Using the data beneath, show every line that includes the word "fois".

--- start of PROVIDED DATA ---

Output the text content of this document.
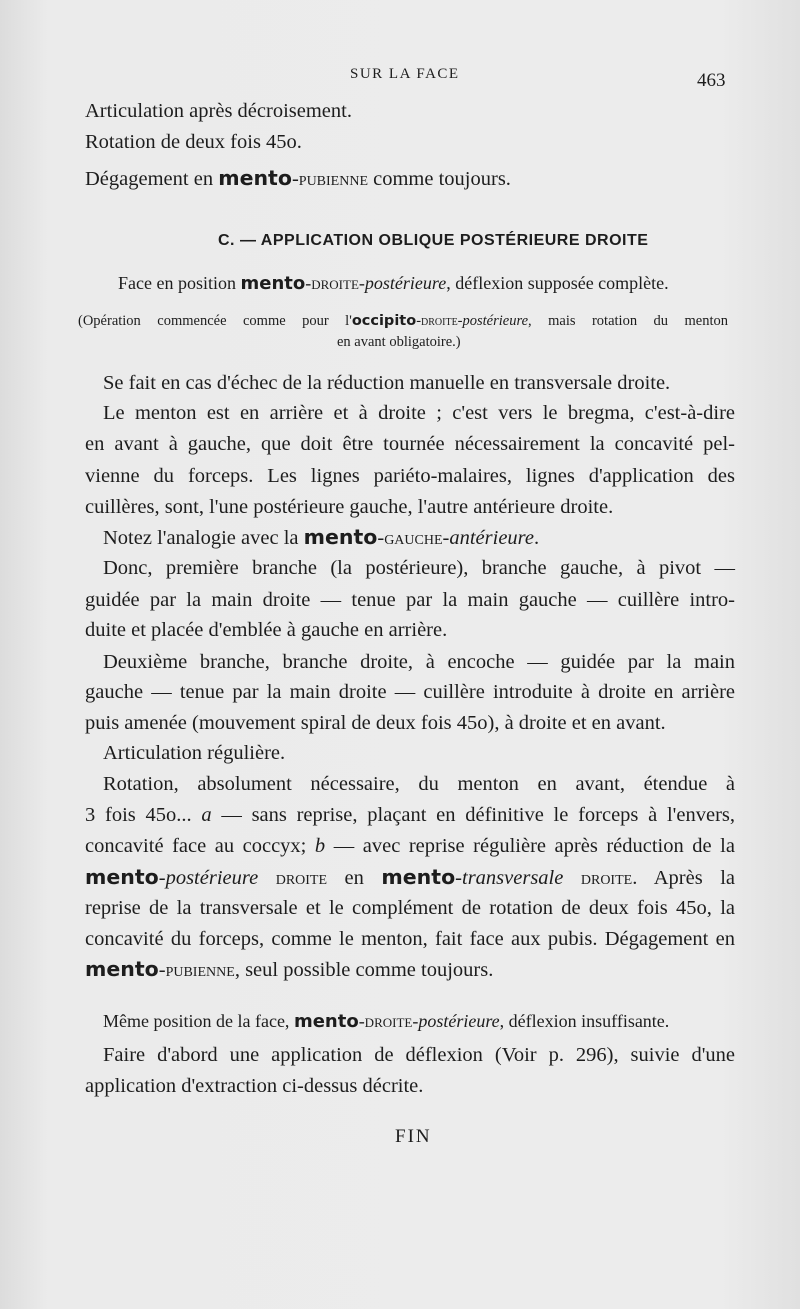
SUR LA FACE	463
Articulation après décroisement.
Rotation de deux fois 45o.
Dégagement en mento-pubienne comme toujours.
C. — APPLICATION OBLIQUE POSTÉRIEURE DROITE
Face en position mento-droite-postérieure, déflexion supposée complète.
(Opération commencée comme pour l'occipito-droite-postérieure, mais rotation du menton
en avant obligatoire.)
Se fait en cas d'échec de la réduction manuelle en transversale droite.
Le menton est en arrière et à droite ; c'est vers le bregma, c'est-à-dire
en avant à gauche, que doit être tournée nécessairement la concavité pel-
vienne du forceps. Les lignes pariéto-malaires, lignes d'application des
cuillères, sont, l'une postérieure gauche, l'autre antérieure droite.
Notez l'analogie avec la mento-gauche-antérieure.
Donc, première branche (la postérieure), branche gauche, à pivot —
guidée par la main droite — tenue par la main gauche — cuillère intro-
duite et placée d'emblée à gauche en arrière.
Deuxième branche, branche droite, à encoche — guidée par la main
gauche — tenue par la main droite — cuillère introduite à droite en arrière
puis amenée (mouvement spiral de deux fois 45o), à droite et en avant.
Articulation régulière.
Rotation, absolument nécessaire, du menton en avant, étendue à
3 fois 45o... a — sans reprise, plaçant en définitive le forceps à l'envers,
concavité face au coccyx; b — avec reprise régulière après réduction de la
mento-postérieure droite en mento-transversale droite. Après la
reprise de la transversale et le complément de rotation de deux fois 45o, la
concavité du forceps, comme le menton, fait face aux pubis. Dégagement en
mento-pubienne, seul possible comme toujours.
Même position de la face, mento-droite-postérieure, déflexion insuffisante.
Faire d'abord une application de déflexion (Voir p. 296), suivie d'une
application d'extraction ci-dessus décrite.
FIN
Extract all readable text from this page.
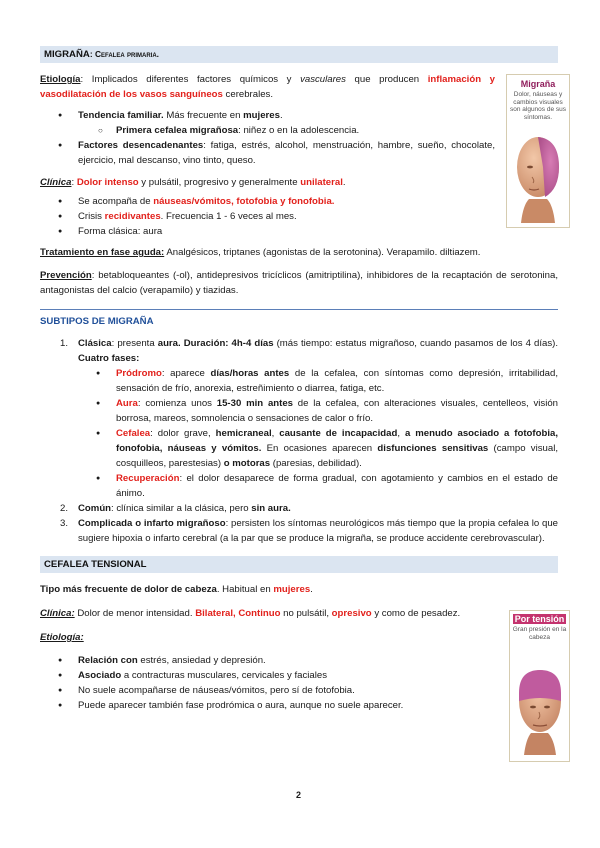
MIGRAÑA: Cefalea primaria.

Etiología: Implicados diferentes factores químicos y vasculares que producen inflamación y vasodilatación de los vasos sanguíneos cerebrales.

● Tendencia familiar. Más frecuente en mujeres.
○ Primera cefalea migrañosa: niñez o en la adolescencia.
● Factores desencadenantes: fatiga, estrés, alcohol, menstruación, hambre, sueño, chocolate, ejercicio, mal descanso, vino tinto, queso.

Clínica: Dolor intenso y pulsátil, progresivo y generalmente unilateral.

● Se acompaña de náuseas/vómitos, fotofobia y fonofobia.
● Crisis recidivantes. Frecuencia 1 - 6 veces al mes.
● Forma clásica: aura

Tratamiento en fase aguda: Analgésicos, triptanes (agonistas de la serotonina). Verapamilo. diltiazem.

Prevención: betabloqueantes (-ol), antidepresivos tricíclicos (amitriptilina), inhibidores de la recaptación de serotonina, antagonistas del calcio (verapamilo) y tiazidas.

SUBTIPOS DE MIGRAÑA
1. Clásica: presenta aura. Duración: 4h-4 días (más tiempo: estatus migrañoso, cuando pasamos de los 4 días). Cuatro fases:
● Pródromo: aparece días/horas antes de la cefalea, con síntomas como depresión, irritabilidad, sensación de frío, anorexia, estreñimiento o diarrea, fatiga, etc.
● Aura: comienza unos 15-30 min antes de la cefalea, con alteraciones visuales, centelleos, visión borrosa, mareos, somnolencia o sensaciones de calor o frío.
● Cefalea: dolor grave, hemicraneal, causante de incapacidad, a menudo asociado a fotofobia, fonofobia, náuseas y vómitos. En ocasiones aparecen disfunciones sensitivas (campo visual, cosquilleos, parestesias) o motoras (paresias, debilidad).
● Recuperación: el dolor desaparece de forma gradual, con agotamiento y cambios en el estado de ánimo.
2. Común: clínica similar a la clásica, pero sin aura.
3. Complicada o infarto migrañoso: persisten los síntomas neurológicos más tiempo que la propia cefalea lo que sugiere hipoxia o infarto cerebral (a la par que se produce la migraña, se produce accidente cerebrovascular).
CEFALEA TENSIONAL

Tipo más frecuente de dolor de cabeza. Habitual en mujeres.

Clínica: Dolor de menor intensidad. Bilateral, Continuo no pulsátil, opresivo y como de pesadez.

Etiología:

● Relación con estrés, ansiedad y depresión.
● Asociado a contracturas musculares, cervicales y faciales
● No suele acompañarse de náuseas/vómitos, pero sí de fotofobia.
● Puede aparecer también fase prodrómica o aura, aunque no suele aparecer.
Migraña
Dolor, náuseas y cambios visuales son algunos de sus síntomas.
Por tensión
Gran presión en la cabeza
2
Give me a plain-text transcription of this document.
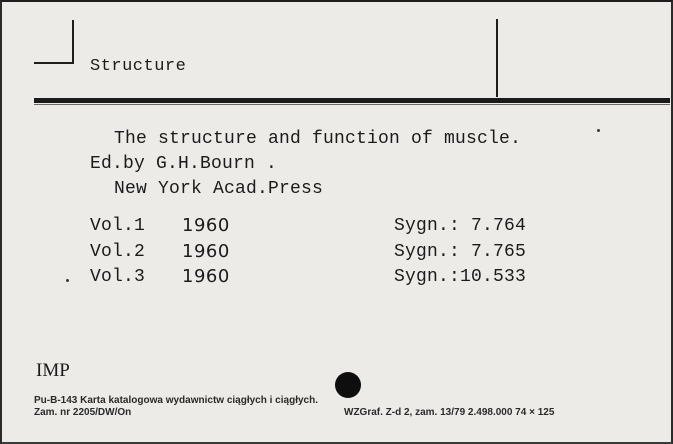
Structure
The structure and function of muscle.
Ed.by G.H.Bourn .
New York Acad.Press
Vol.1 1960	Sygn.: 7.764
Vol.2 1960	Sygn.: 7.765
Vol.3 1960	Sygn.:10.533
IMP
Pu-B-143 Karta katalogowa wydawnictw ciągłych i ciągłych.
Zam. nr 2205/DW/On	WZGraf. Z-d 2, zam. 13/79 2.498.000 74 × 125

--- end of PROVIDED DATA ---

**FINISHED TASK:**
Rotation de deux fois 45o.
puis amenée (mouvement spiral de deux fois 45o), à droite et en avant.
3 fois 45o... a — sans reprise, plaçant en définitive le forceps à l'envers,
reprise de la transversale et le complément de rotation de deux fois 45o, la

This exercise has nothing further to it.